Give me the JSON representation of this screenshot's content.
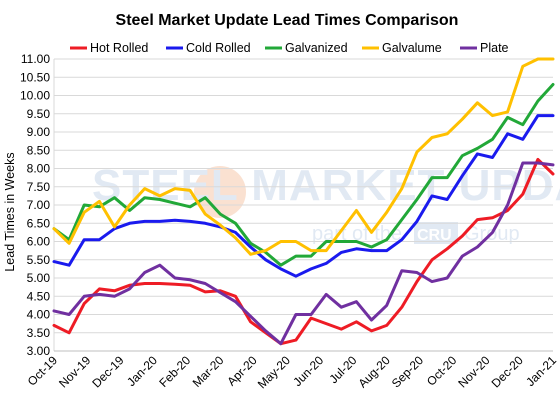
{
  "chart_data": {
    "type": "line",
    "title": "Steel Market Update Lead Times Comparison",
    "ylabel": "Lead Times in Weeks",
    "xlabel": "",
    "ylim": [
      3.0,
      11.0
    ],
    "y_ticks": [
      "3.00",
      "3.50",
      "4.00",
      "4.50",
      "5.00",
      "5.50",
      "6.00",
      "6.50",
      "7.00",
      "7.50",
      "8.00",
      "8.50",
      "9.00",
      "9.50",
      "10.00",
      "10.50",
      "11.00"
    ],
    "x_tick_labels": [
      "Oct-19",
      "Nov-19",
      "Dec-19",
      "Jan-20",
      "Feb-20",
      "Mar-20",
      "Apr-20",
      "May-20",
      "Jun-20",
      "Jul-20",
      "Aug-20",
      "Sep-20",
      "Oct-20",
      "Nov-20",
      "Dec-20",
      "Jan-21"
    ],
    "grid": true,
    "legend_position": "top",
    "watermark": {
      "line1": "STEEL MARKET UPDATE",
      "line2": "part of the",
      "badge": "CRU",
      "line3": "Group"
    },
    "series": [
      {
        "name": "Hot Rolled",
        "color": "#ee1c25",
        "values": [
          3.7,
          3.5,
          4.3,
          4.7,
          4.65,
          4.8,
          4.85,
          4.85,
          4.83,
          4.8,
          4.62,
          4.65,
          4.5,
          3.8,
          3.5,
          3.2,
          3.3,
          3.9,
          3.75,
          3.6,
          3.8,
          3.55,
          3.7,
          4.2,
          4.9,
          5.5,
          5.8,
          6.15,
          6.6,
          6.65,
          6.85,
          7.3,
          8.25,
          7.85
        ]
      },
      {
        "name": "Cold Rolled",
        "color": "#1a1aee",
        "values": [
          5.45,
          5.35,
          6.05,
          6.05,
          6.35,
          6.5,
          6.55,
          6.55,
          6.58,
          6.55,
          6.5,
          6.4,
          6.25,
          5.85,
          5.5,
          5.25,
          5.05,
          5.25,
          5.4,
          5.7,
          5.8,
          5.75,
          5.75,
          6.05,
          6.55,
          7.25,
          7.15,
          7.8,
          8.4,
          8.3,
          8.95,
          8.8,
          9.45,
          9.45
        ]
      },
      {
        "name": "Galvanized",
        "color": "#22a838",
        "values": [
          6.35,
          6.05,
          7.0,
          6.95,
          7.2,
          6.85,
          7.2,
          7.15,
          7.05,
          6.95,
          7.2,
          6.75,
          6.5,
          5.95,
          5.7,
          5.35,
          5.6,
          5.6,
          6.0,
          6.0,
          6.0,
          5.85,
          6.05,
          6.6,
          7.15,
          7.75,
          7.75,
          8.35,
          8.55,
          8.8,
          9.4,
          9.2,
          9.85,
          10.3
        ]
      },
      {
        "name": "Galvalume",
        "color": "#ffc000",
        "values": [
          6.35,
          5.95,
          6.8,
          7.1,
          6.4,
          7.0,
          7.45,
          7.25,
          7.45,
          7.4,
          6.75,
          6.45,
          6.1,
          5.65,
          5.75,
          6.0,
          6.0,
          5.75,
          5.75,
          6.3,
          6.85,
          6.25,
          6.8,
          7.45,
          8.45,
          8.85,
          8.95,
          9.35,
          9.8,
          9.45,
          9.55,
          10.8,
          11.0,
          11.0
        ]
      },
      {
        "name": "Plate",
        "color": "#7030a0",
        "values": [
          4.1,
          4.0,
          4.5,
          4.55,
          4.5,
          4.7,
          5.15,
          5.35,
          5.0,
          4.95,
          4.85,
          4.6,
          4.35,
          3.95,
          3.55,
          3.2,
          4.0,
          4.0,
          4.55,
          4.2,
          4.35,
          3.85,
          4.25,
          5.2,
          5.15,
          4.9,
          5.0,
          5.6,
          5.85,
          6.25,
          7.0,
          8.15,
          8.15,
          8.1
        ]
      }
    ]
  }
}
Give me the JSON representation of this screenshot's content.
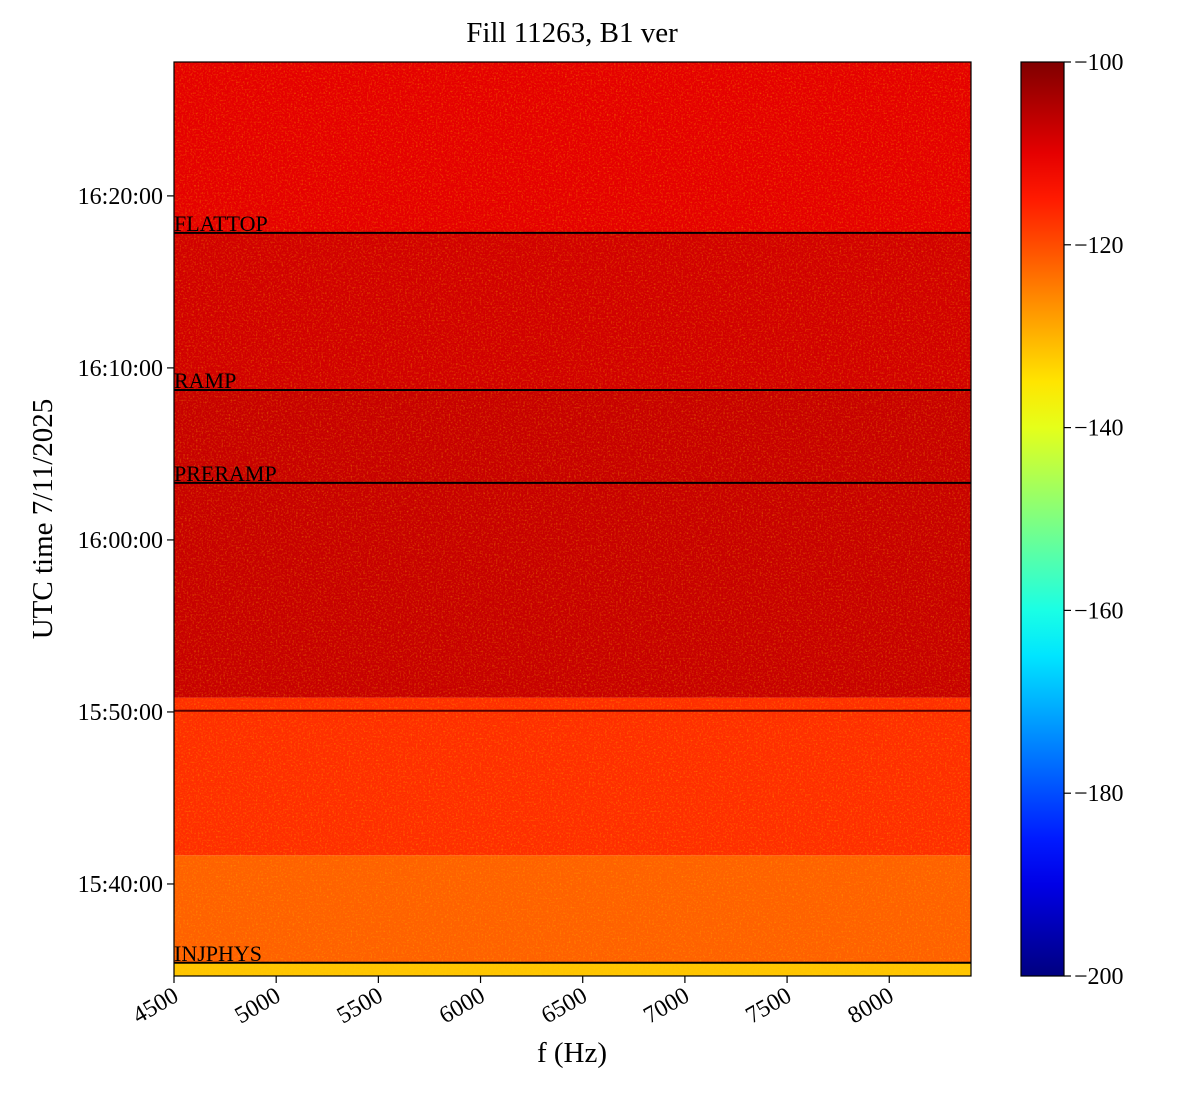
{
  "chart_data": {
    "type": "spectrogram",
    "title": "Fill 11263, B1 ver",
    "xlabel": "f (Hz)",
    "ylabel": "UTC time 7/11/2025",
    "xlim": [
      4500,
      8400
    ],
    "xticks": [
      4500,
      5000,
      5500,
      6000,
      6500,
      7000,
      7500,
      8000
    ],
    "ylim": [
      56079,
      59267
    ],
    "yticks": [
      {
        "value": 56400,
        "label": "15:40:00"
      },
      {
        "value": 57000,
        "label": "15:50:00"
      },
      {
        "value": 57600,
        "label": "16:00:00"
      },
      {
        "value": 58200,
        "label": "16:10:00"
      },
      {
        "value": 58800,
        "label": "16:20:00"
      }
    ],
    "colormap": "jet",
    "clim": [
      -200,
      -100
    ],
    "cticks": [
      {
        "value": -200,
        "label": "−200"
      },
      {
        "value": -180,
        "label": "−180"
      },
      {
        "value": -160,
        "label": "−160"
      },
      {
        "value": -140,
        "label": "−140"
      },
      {
        "value": -120,
        "label": "−120"
      },
      {
        "value": -100,
        "label": "−100"
      }
    ],
    "ybins": [
      56079,
      56125,
      56500,
      57050,
      58123,
      58671,
      59267
    ],
    "values": [
      -132,
      -122,
      -117,
      -107,
      -108,
      -110
    ],
    "events": {
      "labels": [
        "INJPHYS",
        null,
        "PRERAMP",
        "RAMP",
        "FLATTOP"
      ],
      "times": [
        56125,
        57004,
        57799,
        58123,
        58671
      ]
    }
  }
}
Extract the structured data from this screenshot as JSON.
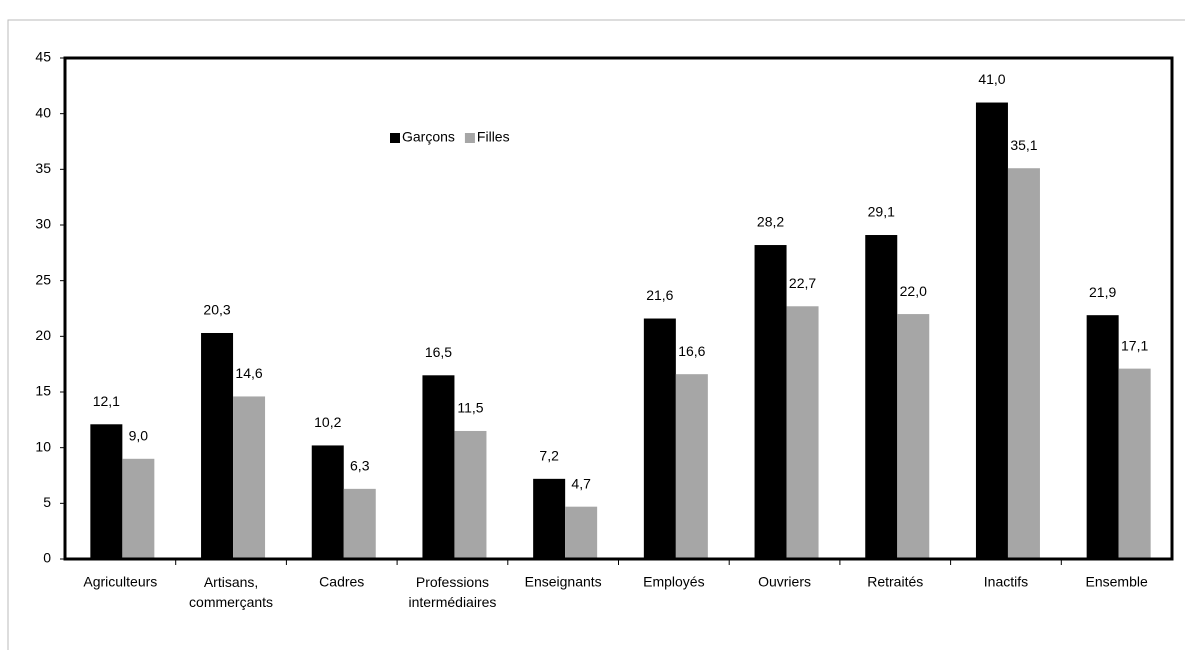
{
  "chart_data": {
    "type": "bar",
    "categories": [
      "Agriculteurs",
      "Artisans, commerçants",
      "Cadres",
      "Professions intermédiaires",
      "Enseignants",
      "Employés",
      "Ouvriers",
      "Retraités",
      "Inactifs",
      "Ensemble"
    ],
    "series": [
      {
        "name": "Garçons",
        "color": "#000000",
        "values": [
          12.1,
          20.3,
          10.2,
          16.5,
          7.2,
          21.6,
          28.2,
          29.1,
          41.0,
          21.9
        ],
        "value_labels": [
          "12,1",
          "20,3",
          "10,2",
          "16,5",
          "7,2",
          "21,6",
          "28,2",
          "29,1",
          "41,0",
          "21,9"
        ]
      },
      {
        "name": "Filles",
        "color": "#a6a6a6",
        "values": [
          9.0,
          14.6,
          6.3,
          11.5,
          4.7,
          16.6,
          22.7,
          22.0,
          35.1,
          17.1
        ],
        "value_labels": [
          "9,0",
          "14,6",
          "6,3",
          "11,5",
          "4,7",
          "16,6",
          "22,7",
          "22,0",
          "35,1",
          "17,1"
        ]
      }
    ],
    "ylim": [
      0,
      45
    ],
    "yticks": [
      0,
      5,
      10,
      15,
      20,
      25,
      30,
      35,
      40,
      45
    ],
    "grid": false,
    "legend": "top-left"
  }
}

============================================================

▸ **TASK OBJECTIVE**
Would you mind returning each entry above word for word, skipping the images?

▸ **REPLY TO THE EXERCISE**
Give me the JSON representation of this screenshot's content.
{
  "chart_data": {
    "type": "line",
    "title": "Steel Market Update Lead Times Comparison",
    "ylabel": "Lead Times in Weeks",
    "xlabel": "",
    "ylim": [
      3.0,
      11.0
    ],
    "y_ticks": [
      "3.00",
      "3.50",
      "4.00",
      "4.50",
      "5.00",
      "5.50",
      "6.00",
      "6.50",
      "7.00",
      "7.50",
      "8.00",
      "8.50",
      "9.00",
      "9.50",
      "10.00",
      "10.50",
      "11.00"
    ],
    "x_tick_labels": [
      "Oct-19",
      "Nov-19",
      "Dec-19",
      "Jan-20",
      "Feb-20",
      "Mar-20",
      "Apr-20",
      "May-20",
      "Jun-20",
      "Jul-20",
      "Aug-20",
      "Sep-20",
      "Oct-20",
      "Nov-20",
      "Dec-20",
      "Jan-21"
    ],
    "grid": true,
    "legend_position": "top",
    "watermark": {
      "line1": "STEEL MARKET UPDATE",
      "line2": "part of the",
      "badge": "CRU",
      "line3": "Group"
    },
    "series": [
      {
        "name": "Hot Rolled",
        "color": "#ee1c25",
        "values": [
          3.7,
          3.5,
          4.3,
          4.7,
          4.65,
          4.8,
          4.85,
          4.85,
          4.83,
          4.8,
          4.62,
          4.65,
          4.5,
          3.8,
          3.5,
          3.2,
          3.3,
          3.9,
          3.75,
          3.6,
          3.8,
          3.55,
          3.7,
          4.2,
          4.9,
          5.5,
          5.8,
          6.15,
          6.6,
          6.65,
          6.85,
          7.3,
          8.25,
          7.85
        ]
      },
      {
        "name": "Cold Rolled",
        "color": "#1a1aee",
        "values": [
          5.45,
          5.35,
          6.05,
          6.05,
          6.35,
          6.5,
          6.55,
          6.55,
          6.58,
          6.55,
          6.5,
          6.4,
          6.25,
          5.85,
          5.5,
          5.25,
          5.05,
          5.25,
          5.4,
          5.7,
          5.8,
          5.75,
          5.75,
          6.05,
          6.55,
          7.25,
          7.15,
          7.8,
          8.4,
          8.3,
          8.95,
          8.8,
          9.45,
          9.45
        ]
      },
      {
        "name": "Galvanized",
        "color": "#22a838",
        "values": [
          6.35,
          6.05,
          7.0,
          6.95,
          7.2,
          6.85,
          7.2,
          7.15,
          7.05,
          6.95,
          7.2,
          6.75,
          6.5,
          5.95,
          5.7,
          5.35,
          5.6,
          5.6,
          6.0,
          6.0,
          6.0,
          5.85,
          6.05,
          6.6,
          7.15,
          7.75,
          7.75,
          8.35,
          8.55,
          8.8,
          9.4,
          9.2,
          9.85,
          10.3
        ]
      },
      {
        "name": "Galvalume",
        "color": "#ffc000",
        "values": [
          6.35,
          5.95,
          6.8,
          7.1,
          6.4,
          7.0,
          7.45,
          7.25,
          7.45,
          7.4,
          6.75,
          6.45,
          6.1,
          5.65,
          5.75,
          6.0,
          6.0,
          5.75,
          5.75,
          6.3,
          6.85,
          6.25,
          6.8,
          7.45,
          8.45,
          8.85,
          8.95,
          9.35,
          9.8,
          9.45,
          9.55,
          10.8,
          11.0,
          11.0
        ]
      },
      {
        "name": "Plate",
        "color": "#7030a0",
        "values": [
          4.1,
          4.0,
          4.5,
          4.55,
          4.5,
          4.7,
          5.15,
          5.35,
          5.0,
          4.95,
          4.85,
          4.6,
          4.35,
          3.95,
          3.55,
          3.2,
          4.0,
          4.0,
          4.55,
          4.2,
          4.35,
          3.85,
          4.25,
          5.2,
          5.15,
          4.9,
          5.0,
          5.6,
          5.85,
          6.25,
          7.0,
          8.15,
          8.15,
          8.1
        ]
      }
    ]
  }
}
Give me the JSON representation of this screenshot's content.
{
  "chart_data": {
    "type": "spectrogram",
    "title": "Fill 11263, B1 ver",
    "xlabel": "f (Hz)",
    "ylabel": "UTC time 7/11/2025",
    "xlim": [
      4500,
      8400
    ],
    "xticks": [
      4500,
      5000,
      5500,
      6000,
      6500,
      7000,
      7500,
      8000
    ],
    "ylim": [
      56079,
      59267
    ],
    "yticks": [
      {
        "value": 56400,
        "label": "15:40:00"
      },
      {
        "value": 57000,
        "label": "15:50:00"
      },
      {
        "value": 57600,
        "label": "16:00:00"
      },
      {
        "value": 58200,
        "label": "16:10:00"
      },
      {
        "value": 58800,
        "label": "16:20:00"
      }
    ],
    "colormap": "jet",
    "clim": [
      -200,
      -100
    ],
    "cticks": [
      {
        "value": -200,
        "label": "−200"
      },
      {
        "value": -180,
        "label": "−180"
      },
      {
        "value": -160,
        "label": "−160"
      },
      {
        "value": -140,
        "label": "−140"
      },
      {
        "value": -120,
        "label": "−120"
      },
      {
        "value": -100,
        "label": "−100"
      }
    ],
    "ybins": [
      56079,
      56125,
      56500,
      57050,
      58123,
      58671,
      59267
    ],
    "values": [
      -132,
      -122,
      -117,
      -107,
      -108,
      -110
    ],
    "events": {
      "labels": [
        "INJPHYS",
        null,
        "PRERAMP",
        "RAMP",
        "FLATTOP"
      ],
      "times": [
        56125,
        57004,
        57799,
        58123,
        58671
      ]
    }
  }
}
Extract the structured data from this screenshot as JSON.
{
  "chart_data": {
    "type": "bar",
    "categories": [
      "Agriculteurs",
      "Artisans, commerçants",
      "Cadres",
      "Professions intermédiaires",
      "Enseignants",
      "Employés",
      "Ouvriers",
      "Retraités",
      "Inactifs",
      "Ensemble"
    ],
    "series": [
      {
        "name": "Garçons",
        "color": "#000000",
        "values": [
          12.1,
          20.3,
          10.2,
          16.5,
          7.2,
          21.6,
          28.2,
          29.1,
          41.0,
          21.9
        ],
        "value_labels": [
          "12,1",
          "20,3",
          "10,2",
          "16,5",
          "7,2",
          "21,6",
          "28,2",
          "29,1",
          "41,0",
          "21,9"
        ]
      },
      {
        "name": "Filles",
        "color": "#a6a6a6",
        "values": [
          9.0,
          14.6,
          6.3,
          11.5,
          4.7,
          16.6,
          22.7,
          22.0,
          35.1,
          17.1
        ],
        "value_labels": [
          "9,0",
          "14,6",
          "6,3",
          "11,5",
          "4,7",
          "16,6",
          "22,7",
          "22,0",
          "35,1",
          "17,1"
        ]
      }
    ],
    "ylim": [
      0,
      45
    ],
    "yticks": [
      0,
      5,
      10,
      15,
      20,
      25,
      30,
      35,
      40,
      45
    ],
    "grid": false,
    "legend": "top-left"
  }
}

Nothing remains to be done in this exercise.